_Your instructions_. Copy every line from the material below that holds "linear".

Stored items:
========================================

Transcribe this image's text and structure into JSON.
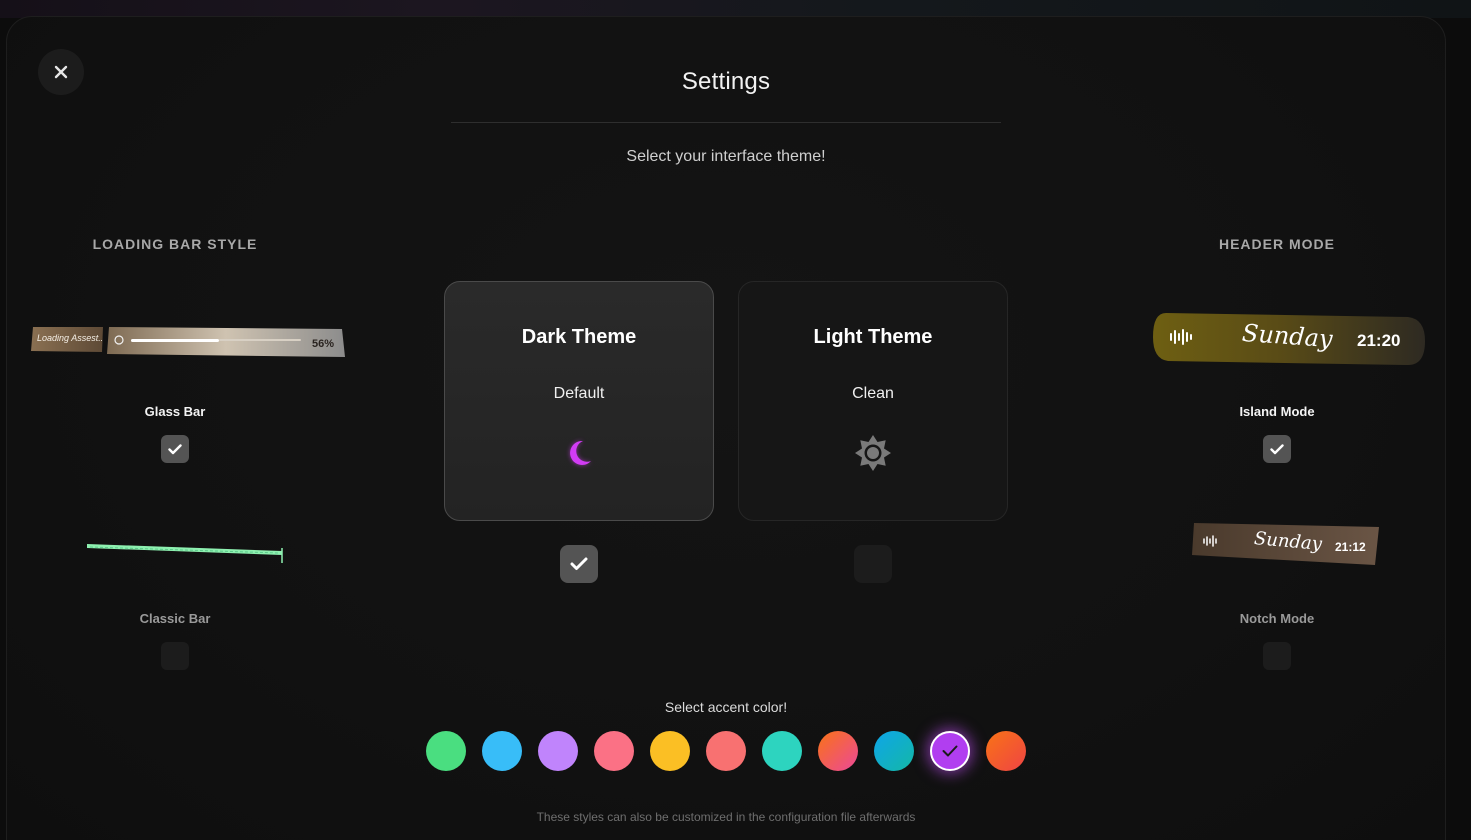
{
  "dialog": {
    "title": "Settings",
    "subtitle": "Select your interface theme!"
  },
  "loading_bar": {
    "heading": "LOADING BAR STYLE",
    "options": [
      {
        "label": "Glass Bar",
        "checked": true,
        "preview_text": "Loading Assest..",
        "preview_percent": "56%",
        "progress": 0.56
      },
      {
        "label": "Classic Bar",
        "checked": false
      }
    ]
  },
  "themes": [
    {
      "name": "Dark Theme",
      "description": "Default",
      "icon": "moon-icon",
      "selected": true,
      "icon_color": "#d23cf5"
    },
    {
      "name": "Light Theme",
      "description": "Clean",
      "icon": "sun-icon",
      "selected": false,
      "icon_color": "#7a7a7a"
    }
  ],
  "header_mode": {
    "heading": "HEADER MODE",
    "options": [
      {
        "label": "Island Mode",
        "checked": true,
        "preview_day": "Sunday",
        "preview_time": "21:20"
      },
      {
        "label": "Notch Mode",
        "checked": false,
        "preview_day": "Sunday",
        "preview_time": "21:12"
      }
    ]
  },
  "accent": {
    "label": "Select accent color!",
    "swatches": [
      {
        "name": "green",
        "color": "#4ade80"
      },
      {
        "name": "sky",
        "color": "#38bdf8"
      },
      {
        "name": "lavender",
        "color": "#c084fc"
      },
      {
        "name": "pink",
        "color": "#fb7185"
      },
      {
        "name": "amber",
        "color": "#fbbf24"
      },
      {
        "name": "coral",
        "color": "#f87171"
      },
      {
        "name": "teal",
        "color": "#2dd4bf"
      },
      {
        "name": "sunset",
        "color": "linear-gradient(135deg,#f97316,#ec4899)"
      },
      {
        "name": "ocean",
        "color": "linear-gradient(135deg,#0ea5e9,#14b8a6)"
      },
      {
        "name": "violet",
        "color": "#b13ef0",
        "selected": true
      },
      {
        "name": "flame",
        "color": "linear-gradient(135deg,#f97316,#ef4444)"
      }
    ]
  },
  "footer": {
    "note": "These styles can also be customized in the configuration file afterwards"
  }
}
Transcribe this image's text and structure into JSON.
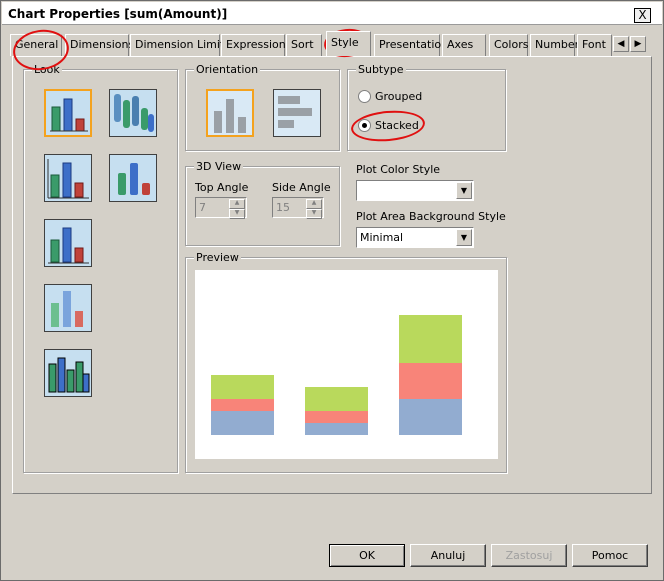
{
  "window": {
    "title": "Chart Properties [sum(Amount)]",
    "close_glyph": "X"
  },
  "tabs": [
    {
      "label": "General"
    },
    {
      "label": "Dimensions"
    },
    {
      "label": "Dimension Limits"
    },
    {
      "label": "Expressions"
    },
    {
      "label": "Sort"
    },
    {
      "label": "Style",
      "active": true
    },
    {
      "label": "Presentation"
    },
    {
      "label": "Axes"
    },
    {
      "label": "Colors"
    },
    {
      "label": "Number"
    },
    {
      "label": "Font"
    }
  ],
  "tab_scroll": {
    "left_glyph": "◀",
    "right_glyph": "▶"
  },
  "look": {
    "label": "Look",
    "selected_index": 0
  },
  "orientation": {
    "label": "Orientation",
    "selected": "vertical"
  },
  "subtype": {
    "label": "Subtype",
    "options": [
      {
        "label": "Grouped",
        "checked": false
      },
      {
        "label": "Stacked",
        "checked": true
      }
    ]
  },
  "view3d": {
    "label": "3D View",
    "top_angle_label": "Top Angle",
    "top_angle_value": "7",
    "side_angle_label": "Side Angle",
    "side_angle_value": "15"
  },
  "plot_color_style": {
    "label": "Plot Color Style",
    "value": ""
  },
  "plot_area_bg": {
    "label": "Plot Area Background Style",
    "value": "Minimal"
  },
  "preview": {
    "label": "Preview"
  },
  "preview_chart": {
    "type": "bar",
    "stacked": true,
    "categories": [
      "",
      "",
      ""
    ],
    "series": [
      {
        "color": "#92acd0",
        "values": [
          24,
          12,
          36
        ]
      },
      {
        "color": "#f88479",
        "values": [
          12,
          12,
          36
        ]
      },
      {
        "color": "#b9d95c",
        "values": [
          24,
          24,
          48
        ]
      }
    ]
  },
  "buttons": {
    "ok": "OK",
    "cancel": "Anuluj",
    "apply": "Zastosuj",
    "help": "Pomoc"
  }
}
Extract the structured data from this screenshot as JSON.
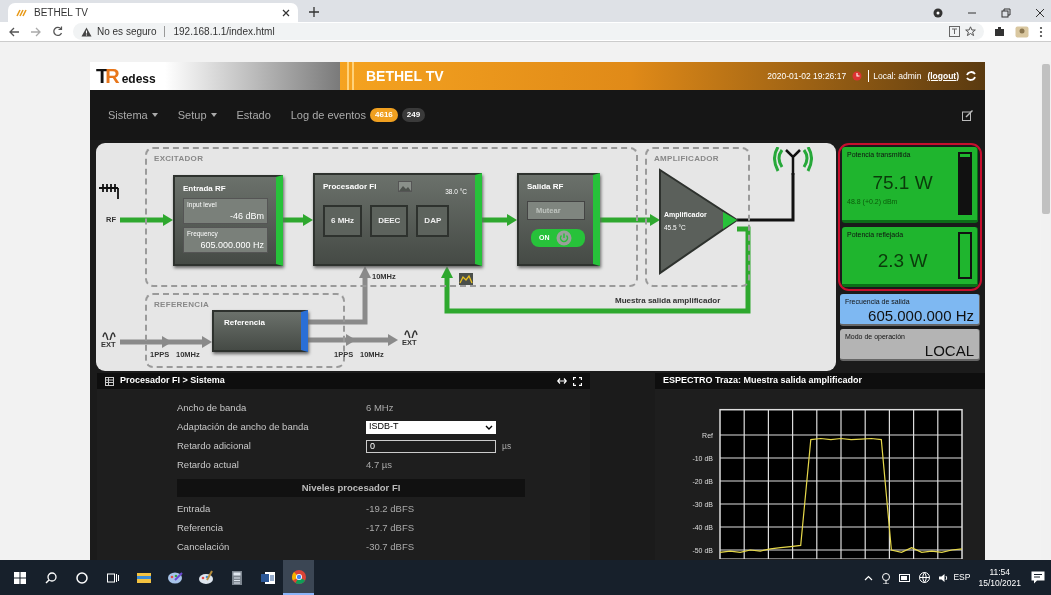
{
  "browser": {
    "tab_title": "BETHEL TV",
    "security_label": "No es seguro",
    "url": "192.168.1.1/index.html"
  },
  "header": {
    "logo": {
      "letter_1": "T",
      "letter_2": "R",
      "text": "edess"
    },
    "title": "BETHEL TV",
    "datetime": "2020-01-02 19:26:17",
    "user": "Local: admin",
    "logout": "(logout)"
  },
  "nav": [
    {
      "label": "Sistema",
      "dropdown": true
    },
    {
      "label": "Setup",
      "dropdown": true
    },
    {
      "label": "Estado",
      "dropdown": false
    },
    {
      "label": "Log de eventos",
      "dropdown": false,
      "badges": [
        {
          "text": "4616",
          "color": "#f0a020"
        },
        {
          "text": "249",
          "color": "#3a3a3a"
        }
      ]
    }
  ],
  "diagram": {
    "groups": [
      {
        "label": "EXCITADOR"
      },
      {
        "label": "AMPLIFICADOR"
      },
      {
        "label": "REFERENCIA"
      }
    ],
    "rf_label": "RF",
    "entrada_rf": {
      "title": "Entrada RF",
      "fields": [
        {
          "label": "Input level",
          "value": "-46 dBm"
        },
        {
          "label": "Frequency",
          "value": "605.000.000 Hz"
        }
      ]
    },
    "procesador": {
      "title": "Procesador FI",
      "temperature": "38.0 °C",
      "buttons": [
        "6 MHz",
        "DEEC",
        "DAP"
      ]
    },
    "salida_rf": {
      "title": "Salida RF",
      "mute_button": "Mutear",
      "toggle": {
        "label": "ON",
        "on": true
      }
    },
    "amplificador": {
      "title": "Amplificador",
      "temperature": "45.5 °C"
    },
    "feedback_label": "Muestra salida amplificador",
    "clock_label": "10MHz",
    "referencia": {
      "title": "Referencia",
      "input_labels": [
        "1PPS",
        "10MHz"
      ],
      "output_labels": [
        "1PPS",
        "10MHz"
      ],
      "ext_in": "EXT",
      "ext_out": "EXT"
    }
  },
  "status_tiles": [
    {
      "kind": "power",
      "title": "Potencia transmitida",
      "value": "75.1 W",
      "detail": "48.8 (+0.2) dBm",
      "level": 0.95,
      "color": "#1fb52e",
      "highlighted": true
    },
    {
      "kind": "power",
      "title": "Potencia reflejada",
      "value": "2.3 W",
      "level": 0,
      "color": "#1fb52e",
      "highlighted": true
    },
    {
      "kind": "info",
      "title": "Frecuencia de salida",
      "value": "605.000.000 Hz",
      "color": "#7eb8f2",
      "highlighted": false
    },
    {
      "kind": "info",
      "title": "Modo de operación",
      "value": "LOCAL",
      "color": "#b4b4b4",
      "highlighted": false
    }
  ],
  "system_panel": {
    "title": "Procesador FI > Sistema",
    "rows": [
      {
        "kind": "value",
        "label": "Ancho de banda",
        "value": "6 MHz"
      },
      {
        "kind": "select",
        "label": "Adaptación de ancho de banda",
        "value": "ISDB-T"
      },
      {
        "kind": "input",
        "label": "Retardo adicional",
        "value": "0",
        "unit": "µs"
      },
      {
        "kind": "value",
        "label": "Retardo actual",
        "value": "4.7 µs"
      },
      {
        "kind": "section",
        "label": "Niveles procesador FI"
      },
      {
        "kind": "value",
        "label": "Entrada",
        "value": "-19.2 dBFS"
      },
      {
        "kind": "value",
        "label": "Referencia",
        "value": "-17.7 dBFS"
      },
      {
        "kind": "value",
        "label": "Cancelación",
        "value": "-30.7 dBFS"
      }
    ]
  },
  "spectrum_panel": {
    "title": "ESPECTRO Traza: Muestra salida amplificador",
    "chart_data": {
      "type": "line",
      "grid": true,
      "ylim": [
        -54,
        11
      ],
      "yticks": [
        {
          "value": 0,
          "label": "Ref"
        },
        {
          "value": -10,
          "label": "-10 dB"
        },
        {
          "value": -20,
          "label": "-20 dB"
        },
        {
          "value": -30,
          "label": "-30 dB"
        },
        {
          "value": -40,
          "label": "-40 dB"
        },
        {
          "value": -50,
          "label": "-50 dB"
        }
      ],
      "series": [
        {
          "color": "#e6d84a",
          "values": [
            -51,
            -50.5,
            -51,
            -50,
            -50.5,
            -49.5,
            -49,
            -48.5,
            -48,
            -2,
            -1.5,
            -2,
            -1.5,
            -2,
            -1.8,
            -1.5,
            -2,
            -50,
            -51,
            -49,
            -51,
            -50.5,
            -51,
            -50,
            -49.5
          ]
        }
      ]
    }
  },
  "taskbar": {
    "apps": [
      {
        "kind": "explorer",
        "selected": false
      },
      {
        "kind": "paint3d",
        "selected": false
      },
      {
        "kind": "paint",
        "selected": false
      },
      {
        "kind": "calculator",
        "selected": false
      },
      {
        "kind": "word",
        "selected": false
      },
      {
        "kind": "chrome",
        "selected": true
      }
    ],
    "language": "ESP",
    "time": "11:54",
    "date": "15/10/2021"
  }
}
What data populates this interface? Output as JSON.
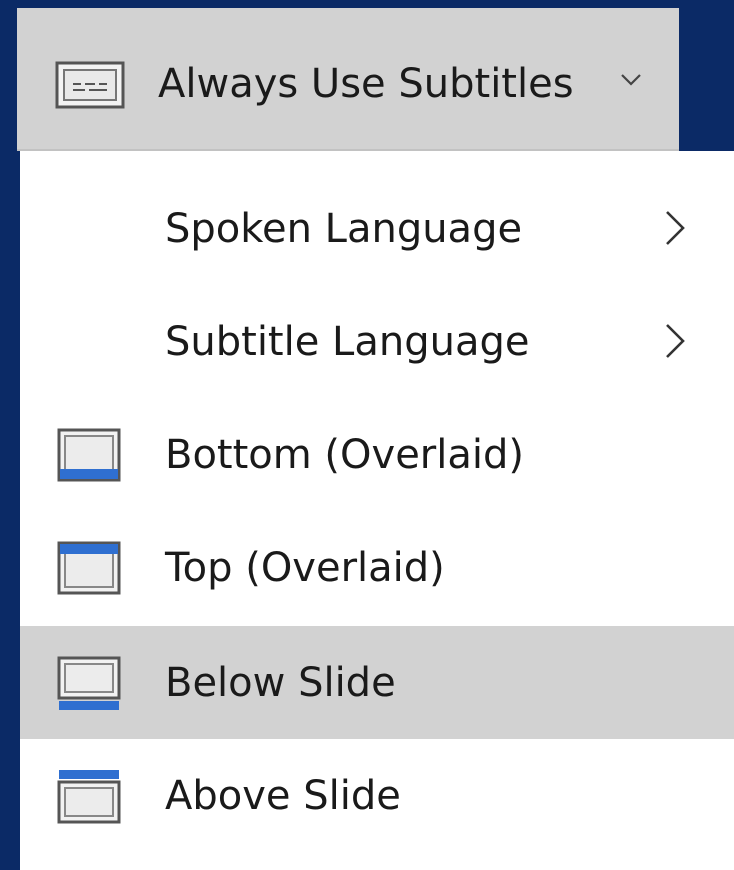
{
  "dropdown": {
    "label": "Always Use Subtitles",
    "icon": "subtitles-icon",
    "chevron": "chevron-down-icon"
  },
  "menu": {
    "items": [
      {
        "label": "Spoken Language",
        "icon": "",
        "has_submenu": true,
        "selected": false
      },
      {
        "label": "Subtitle Language",
        "icon": "",
        "has_submenu": true,
        "selected": false
      },
      {
        "label": "Bottom (Overlaid)",
        "icon": "subtitle-bottom-overlaid-icon",
        "has_submenu": false,
        "selected": false
      },
      {
        "label": "Top (Overlaid)",
        "icon": "subtitle-top-overlaid-icon",
        "has_submenu": false,
        "selected": false
      },
      {
        "label": "Below Slide",
        "icon": "subtitle-below-slide-icon",
        "has_submenu": false,
        "selected": true
      },
      {
        "label": "Above Slide",
        "icon": "subtitle-above-slide-icon",
        "has_submenu": false,
        "selected": false
      }
    ]
  },
  "colors": {
    "background": "#0b2a66",
    "menu_background": "#ffffff",
    "highlight": "#d2d2d2",
    "accent_blue": "#2f6fd0",
    "text": "#1a1a1a"
  }
}
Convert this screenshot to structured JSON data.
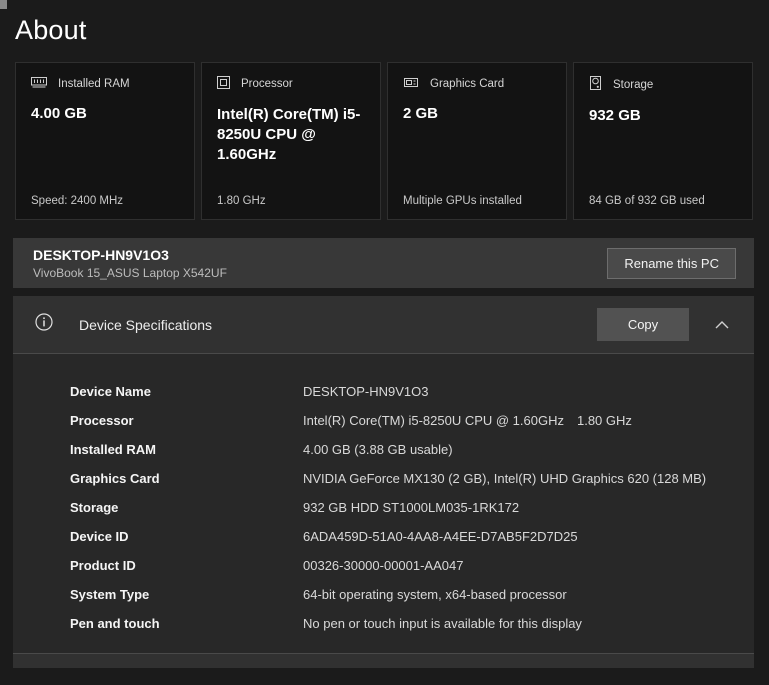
{
  "page": {
    "title": "About"
  },
  "cards": [
    {
      "icon": "ram-icon",
      "label": "Installed RAM",
      "value": "4.00 GB",
      "caption": "Speed: 2400 MHz"
    },
    {
      "icon": "cpu-icon",
      "label": "Processor",
      "value": "Intel(R) Core(TM) i5-8250U CPU @ 1.60GHz",
      "caption": "1.80 GHz"
    },
    {
      "icon": "gpu-icon",
      "label": "Graphics Card",
      "value": "2 GB",
      "caption": "Multiple GPUs installed"
    },
    {
      "icon": "storage-icon",
      "label": "Storage",
      "value": "932 GB",
      "caption": "84 GB of 932 GB used"
    }
  ],
  "device_bar": {
    "name": "DESKTOP-HN9V1O3",
    "model": "VivoBook 15_ASUS Laptop X542UF",
    "rename_button": "Rename this PC"
  },
  "specs_section": {
    "title": "Device Specifications",
    "copy_button": "Copy",
    "rows": [
      {
        "label": "Device Name",
        "value": "DESKTOP-HN9V1O3"
      },
      {
        "label": "Processor",
        "value": "Intel(R) Core(TM) i5-8250U CPU @ 1.60GHz  1.80 GHz"
      },
      {
        "label": "Installed RAM",
        "value": "4.00 GB (3.88 GB usable)"
      },
      {
        "label": "Graphics Card",
        "value": "NVIDIA GeForce MX130 (2 GB), Intel(R) UHD Graphics 620 (128 MB)"
      },
      {
        "label": "Storage",
        "value": "932 GB HDD ST1000LM035-1RK172"
      },
      {
        "label": "Device ID",
        "value": "6ADA459D-51A0-4AA8-A4EE-D7AB5F2D7D25"
      },
      {
        "label": "Product ID",
        "value": "00326-30000-00001-AA047"
      },
      {
        "label": "System Type",
        "value": "64-bit operating system, x64-based processor"
      },
      {
        "label": "Pen and touch",
        "value": "No pen or touch input is available for this display"
      }
    ]
  },
  "colors": {
    "page_bg": "#1b1b1b",
    "card_bg": "#131313",
    "device_bar_bg": "#383838",
    "panel_bg": "#282828",
    "panel_header_bg": "#313131",
    "button_bg": "#4a4a4a",
    "divider": "#4a4a4a"
  }
}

========================================

_Full answer_.
        "color": "linear-gradient(135deg,#f97316,#ec4899)"
        "color": "linear-gradient(135deg,#0ea5e9,#14b8a6)"
        "color": "linear-gradient(135deg,#f97316,#ef4444)"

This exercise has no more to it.